- Directions
Copy the data exactly; pictures stay out of the copy.

* begin Data supplied *

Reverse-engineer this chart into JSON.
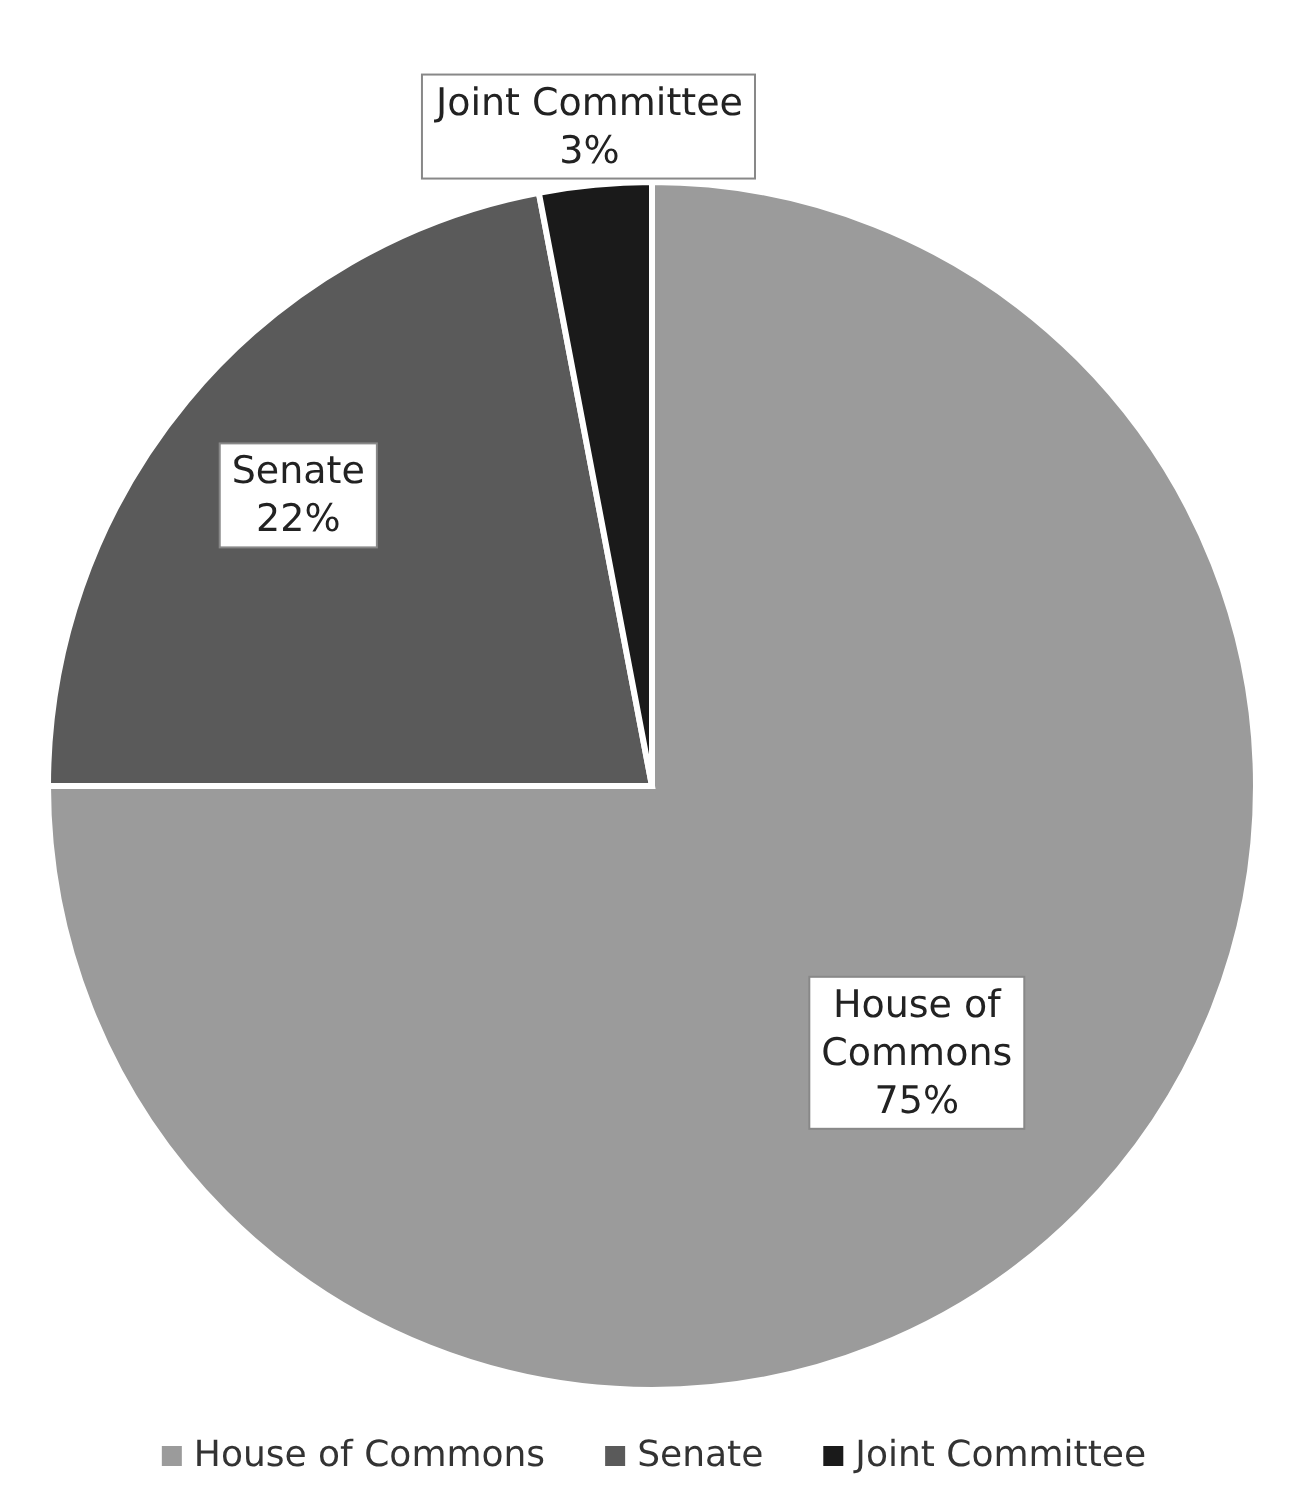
{
  "chart_data": {
    "type": "pie",
    "categories": [
      "House of Commons",
      "Senate",
      "Joint Committee"
    ],
    "values": [
      75,
      22,
      3
    ],
    "value_labels": [
      "75%",
      "22%",
      "3%"
    ],
    "colors": [
      "#9b9b9b",
      "#5a5a5a",
      "#1a1a1a"
    ],
    "legend": "bottom"
  }
}
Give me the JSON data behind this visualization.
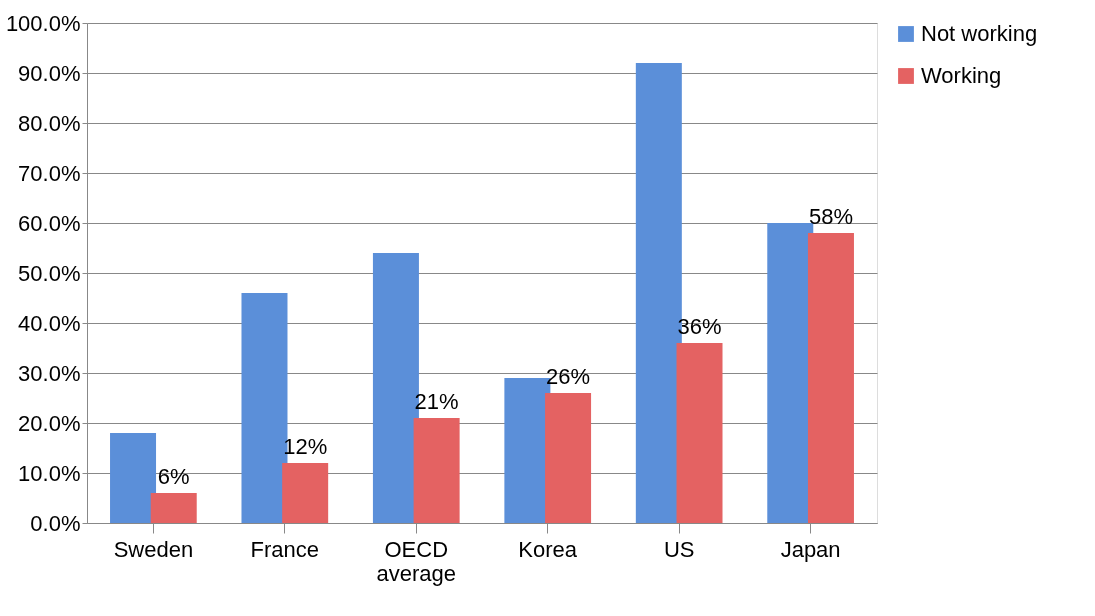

* end Data supplied *

- Reply to the task
Reverse-engineer this chart into JSON.
{
  "chart_data": {
    "type": "pie",
    "categories": [
      "House of Commons",
      "Senate",
      "Joint Committee"
    ],
    "values": [
      75,
      22,
      3
    ],
    "value_labels": [
      "75%",
      "22%",
      "3%"
    ],
    "colors": [
      "#9b9b9b",
      "#5a5a5a",
      "#1a1a1a"
    ],
    "legend": "bottom"
  }
}
Give me the JSON data behind this visualization.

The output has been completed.